**PROVIDED TEXT:**
Awakening (book review) Patrick S. Bresnan

An Introduction to the History of Eastern Thought


180220: excellent introductory textbook to an entire tradition of philosophical thought little known in the ‘west’. rather than the core impetus for philosophy being hellenic, familiar names such as plato, aristotle etc, the thought universe begins with indic texts such as vedas, upanishads, bhagavad ghita, leading to flowering of buddhist philosophy. this is introductory, not ‘primary’ texts of great historical vintage, and the five i rate with that in mind. do not ask for details, for full explicit meanings, but follow this as engaging history. this is easy to read, fluid, translations exact, and i suggest that as these philosophies are living it is useful to see how this thought has developed...

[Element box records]
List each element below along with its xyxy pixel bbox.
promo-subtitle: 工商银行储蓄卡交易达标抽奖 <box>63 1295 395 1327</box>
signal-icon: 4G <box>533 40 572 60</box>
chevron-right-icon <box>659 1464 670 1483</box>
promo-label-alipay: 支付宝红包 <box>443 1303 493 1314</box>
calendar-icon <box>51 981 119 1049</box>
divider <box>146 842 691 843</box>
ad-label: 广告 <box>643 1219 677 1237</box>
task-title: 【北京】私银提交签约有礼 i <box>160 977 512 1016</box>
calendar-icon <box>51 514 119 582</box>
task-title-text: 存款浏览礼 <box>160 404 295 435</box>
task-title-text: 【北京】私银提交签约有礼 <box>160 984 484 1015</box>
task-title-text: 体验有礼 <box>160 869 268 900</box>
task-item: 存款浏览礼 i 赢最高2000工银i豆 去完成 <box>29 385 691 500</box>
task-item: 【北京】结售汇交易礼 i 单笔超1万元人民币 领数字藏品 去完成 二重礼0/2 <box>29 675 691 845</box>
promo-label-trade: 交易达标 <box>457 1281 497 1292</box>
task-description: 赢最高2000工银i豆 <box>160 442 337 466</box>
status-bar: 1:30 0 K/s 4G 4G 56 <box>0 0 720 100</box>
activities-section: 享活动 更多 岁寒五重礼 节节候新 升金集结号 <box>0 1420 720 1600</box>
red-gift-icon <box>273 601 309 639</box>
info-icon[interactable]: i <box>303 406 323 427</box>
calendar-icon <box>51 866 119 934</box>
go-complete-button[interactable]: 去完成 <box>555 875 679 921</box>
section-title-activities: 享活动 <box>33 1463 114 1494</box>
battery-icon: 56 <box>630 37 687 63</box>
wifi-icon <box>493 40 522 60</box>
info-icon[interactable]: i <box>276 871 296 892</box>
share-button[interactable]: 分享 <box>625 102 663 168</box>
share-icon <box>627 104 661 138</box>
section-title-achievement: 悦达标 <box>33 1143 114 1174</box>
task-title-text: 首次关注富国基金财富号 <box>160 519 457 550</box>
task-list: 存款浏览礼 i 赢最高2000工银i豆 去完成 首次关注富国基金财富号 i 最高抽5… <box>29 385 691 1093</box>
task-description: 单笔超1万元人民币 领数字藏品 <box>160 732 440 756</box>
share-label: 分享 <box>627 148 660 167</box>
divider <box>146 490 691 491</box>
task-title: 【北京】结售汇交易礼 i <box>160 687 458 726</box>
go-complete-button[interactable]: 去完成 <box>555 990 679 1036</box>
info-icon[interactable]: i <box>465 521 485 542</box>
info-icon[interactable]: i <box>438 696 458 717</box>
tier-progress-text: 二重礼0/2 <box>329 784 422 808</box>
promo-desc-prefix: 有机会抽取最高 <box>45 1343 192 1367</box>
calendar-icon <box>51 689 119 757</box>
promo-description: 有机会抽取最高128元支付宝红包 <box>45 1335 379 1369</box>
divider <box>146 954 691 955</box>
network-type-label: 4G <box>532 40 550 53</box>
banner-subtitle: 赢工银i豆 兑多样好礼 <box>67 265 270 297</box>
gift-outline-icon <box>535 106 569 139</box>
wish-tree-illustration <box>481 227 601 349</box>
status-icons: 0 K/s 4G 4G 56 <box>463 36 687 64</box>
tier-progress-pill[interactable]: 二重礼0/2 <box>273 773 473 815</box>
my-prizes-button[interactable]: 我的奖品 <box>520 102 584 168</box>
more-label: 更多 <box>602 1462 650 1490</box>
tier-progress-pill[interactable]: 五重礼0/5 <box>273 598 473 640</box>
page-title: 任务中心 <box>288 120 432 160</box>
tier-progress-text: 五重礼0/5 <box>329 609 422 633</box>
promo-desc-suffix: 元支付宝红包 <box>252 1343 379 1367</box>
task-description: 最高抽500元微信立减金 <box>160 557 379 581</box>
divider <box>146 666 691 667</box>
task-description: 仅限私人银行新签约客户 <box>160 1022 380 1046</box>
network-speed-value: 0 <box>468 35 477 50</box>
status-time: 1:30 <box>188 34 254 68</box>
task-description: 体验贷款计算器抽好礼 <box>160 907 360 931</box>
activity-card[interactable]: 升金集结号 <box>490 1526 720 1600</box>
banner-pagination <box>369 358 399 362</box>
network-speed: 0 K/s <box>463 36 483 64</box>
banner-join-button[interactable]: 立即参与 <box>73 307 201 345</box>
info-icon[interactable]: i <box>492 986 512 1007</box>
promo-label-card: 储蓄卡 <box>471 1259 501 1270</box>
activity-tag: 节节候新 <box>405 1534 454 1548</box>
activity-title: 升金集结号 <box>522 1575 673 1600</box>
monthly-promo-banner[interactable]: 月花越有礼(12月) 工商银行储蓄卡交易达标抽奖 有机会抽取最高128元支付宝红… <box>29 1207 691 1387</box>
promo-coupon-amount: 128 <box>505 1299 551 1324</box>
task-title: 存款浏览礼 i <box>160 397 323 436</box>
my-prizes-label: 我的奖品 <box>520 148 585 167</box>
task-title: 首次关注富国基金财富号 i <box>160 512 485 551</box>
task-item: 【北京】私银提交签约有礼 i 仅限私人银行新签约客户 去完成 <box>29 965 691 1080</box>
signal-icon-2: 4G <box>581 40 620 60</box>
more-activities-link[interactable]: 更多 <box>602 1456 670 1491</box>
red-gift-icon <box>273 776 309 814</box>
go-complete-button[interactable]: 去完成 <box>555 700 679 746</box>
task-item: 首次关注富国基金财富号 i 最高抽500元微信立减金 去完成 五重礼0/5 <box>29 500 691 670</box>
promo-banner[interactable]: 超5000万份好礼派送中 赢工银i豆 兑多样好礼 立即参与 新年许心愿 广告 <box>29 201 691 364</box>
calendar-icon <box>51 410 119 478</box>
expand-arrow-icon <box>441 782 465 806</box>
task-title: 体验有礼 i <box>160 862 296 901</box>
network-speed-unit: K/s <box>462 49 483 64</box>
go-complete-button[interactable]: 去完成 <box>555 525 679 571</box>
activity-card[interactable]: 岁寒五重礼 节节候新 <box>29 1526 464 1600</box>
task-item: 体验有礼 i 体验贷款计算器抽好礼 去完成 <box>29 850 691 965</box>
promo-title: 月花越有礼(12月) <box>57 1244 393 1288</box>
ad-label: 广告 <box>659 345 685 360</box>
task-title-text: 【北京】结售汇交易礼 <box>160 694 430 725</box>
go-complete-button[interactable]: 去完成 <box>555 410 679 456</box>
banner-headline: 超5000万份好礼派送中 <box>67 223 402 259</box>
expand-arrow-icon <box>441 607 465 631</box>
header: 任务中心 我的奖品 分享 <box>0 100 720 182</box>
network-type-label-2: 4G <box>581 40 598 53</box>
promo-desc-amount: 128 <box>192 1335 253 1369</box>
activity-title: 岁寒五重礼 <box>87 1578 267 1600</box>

**TASKS FOR THIS EXERCISE:**
(A) Reproduce the part of the book review starting with "180220: excellent introductory" and going on through "thought has developed...".
(B) Using the book review, decide whether each statement agrees with it. Answer yes or no for each, and quote the words of the book review that decide it.
(i) The reviewer gives the book a rating of five.
(ii) The book presents primary texts of great historical vintage.
(iii) The reviewer found the book difficult to read.
(C) Pick up the book review after its last sentence and keep writing it.

**SOLVED PROBLEMS:**
(A)
180220: excellent introductory textbook to an entire tradition of philosophical thought little known in the ‘west’. rather than the core impetus for philosophy being hellenic, familiar names such as plato, aristotle etc, the thought universe begins with indic texts such as vedas, upanishads, bhagavad ghita, leading to flowering of buddhist philosophy. this is introductory, not ‘primary’ texts of great historical vintage, and the five i rate with that in mind. do not ask for details, for full explicit meanings, but follow this as engaging history. this is easy to read, fluid, translations exact, and i suggest that as these philosophies are living it is useful to see how this thought has developed...

(B)
(i) Yes: "the five i rate with that in mind"
(ii) No: "this is introductory, not ‘primary’ texts of great historical vintage"
(iii) No: "this is easy to read, fluid"

(C)
i have read some ‘eastern’ philosophy before (160), mostly indic-buddhist (62), and bresnan recounts how it is an outgrowth of what is now called hinduism, a sort of ‘reform’ movement, a new interpretation, of the founding texts, the vedas, of indic civilization. he goes into some geography, history, culture of the areas the vedas arose, and i found this great as that part of the world is mostly unknown to me. i do not know what the current theories are about the arrival of aryans and the indigenous dravidians, only that i might have bought into a eurocentric narrative denigrating the indigenous. at any rate, the vedas are kind of founding myth of aryans and support if not establish all those aspects of hinduism i thought i knew, caste etc...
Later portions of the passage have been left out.